Exercise prompt: Keep only the lines of the listing that include the word "tfstate", and copy them.

Material:
BEGIN

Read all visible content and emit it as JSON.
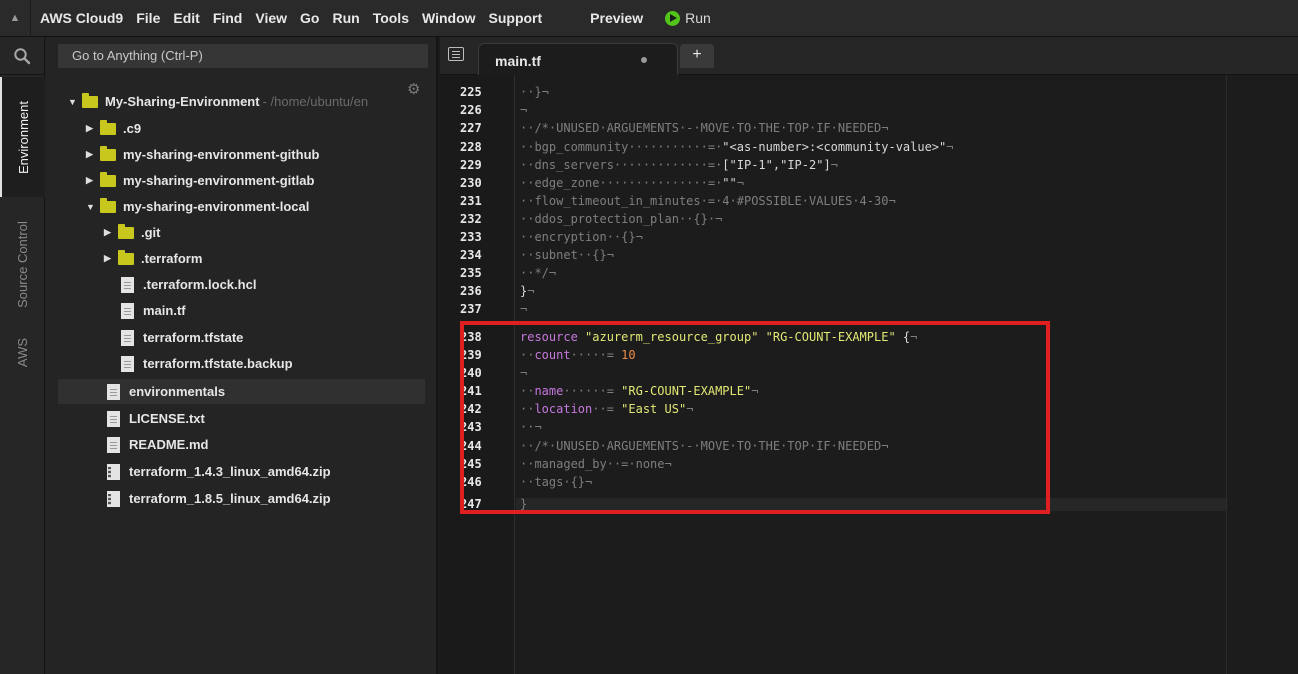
{
  "menubar": {
    "toggle_glyph": "▲",
    "brand": "AWS Cloud9",
    "items": [
      "File",
      "Edit",
      "Find",
      "View",
      "Go",
      "Run",
      "Tools",
      "Window",
      "Support"
    ],
    "preview": "Preview",
    "run": "Run"
  },
  "sidebar_tabs": {
    "environment": "Environment",
    "source_control": "Source Control",
    "aws": "AWS"
  },
  "filetree": {
    "goto_placeholder": "Go to Anything (Ctrl-P)",
    "root": {
      "name": "My-Sharing-Environment",
      "path": "- /home/ubuntu/en"
    },
    "rows": [
      {
        "name": ".c9"
      },
      {
        "name": "my-sharing-environment-github"
      },
      {
        "name": "my-sharing-environment-gitlab"
      },
      {
        "name": "my-sharing-environment-local"
      },
      {
        "name": ".git"
      },
      {
        "name": ".terraform"
      },
      {
        "name": ".terraform.lock.hcl"
      },
      {
        "name": "main.tf"
      },
      {
        "name": "terraform.tfstate"
      },
      {
        "name": "terraform.tfstate.backup"
      },
      {
        "name": "environmentals"
      },
      {
        "name": "LICENSE.txt"
      },
      {
        "name": "README.md"
      },
      {
        "name": "terraform_1.4.3_linux_amd64.zip"
      },
      {
        "name": "terraform_1.8.5_linux_amd64.zip"
      }
    ]
  },
  "editor": {
    "tab_label": "main.tf",
    "add_tab": "+",
    "line_numbers": [
      "225",
      "226",
      "227",
      "228",
      "229",
      "230",
      "231",
      "232",
      "233",
      "234",
      "235",
      "236",
      "237",
      "238",
      "239",
      "240",
      "241",
      "242",
      "243",
      "244",
      "245",
      "246",
      "247"
    ],
    "lines": {
      "l225": "··}¬",
      "l226": "¬",
      "l227": "··/*·UNUSED·ARGUEMENTS·-·MOVE·TO·THE·TOP·IF·NEEDED¬",
      "l228a": "··bgp_community···········=·",
      "l228b": "\"<as-number>:<community-value>\"",
      "l228c": "¬",
      "l229a": "··dns_servers·············=·",
      "l229b": "[\"IP-1\",\"IP-2\"]",
      "l229c": "¬",
      "l230a": "··edge_zone···············=·",
      "l230b": "\"\"",
      "l230c": "¬",
      "l231": "··flow_timeout_in_minutes·=·4·#POSSIBLE·VALUES·4-30¬",
      "l232": "··ddos_protection_plan··{}·¬",
      "l233": "··encryption··{}¬",
      "l234": "··subnet··{}¬",
      "l235": "··*/¬",
      "l236a": "}",
      "l236b": "¬",
      "l237": "¬",
      "l238a": "resource",
      "l238b": " \"azurerm_resource_group\" \"RG-COUNT-EXAMPLE\" ",
      "l238c": "{",
      "l238d": "¬",
      "l239a": "··",
      "l239b": "count",
      "l239c": "·····= ",
      "l239d": "10",
      "l240": "¬",
      "l241a": "··",
      "l241b": "name",
      "l241c": "······= ",
      "l241d": "\"RG-COUNT-EXAMPLE\"",
      "l241e": "¬",
      "l242a": "··",
      "l242b": "location",
      "l242c": "··= ",
      "l242d": "\"East US\"",
      "l242e": "¬",
      "l243": "··¬",
      "l244": "··/*·UNUSED·ARGUEMENTS·-·MOVE·TO·THE·TOP·IF·NEEDED¬",
      "l245": "··managed_by··=·none¬",
      "l246": "··tags·{}¬",
      "l247": "}"
    }
  },
  "colors": {
    "highlight_box": "#e02020",
    "keyword": "#c678dd",
    "string": "#e2e874",
    "number": "#f08d49",
    "folder": "#c8c71e",
    "run_icon": "#52c41a"
  }
}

END

Finished task:
        "name": "terraform.tfstate"
        "name": "terraform.tfstate.backup"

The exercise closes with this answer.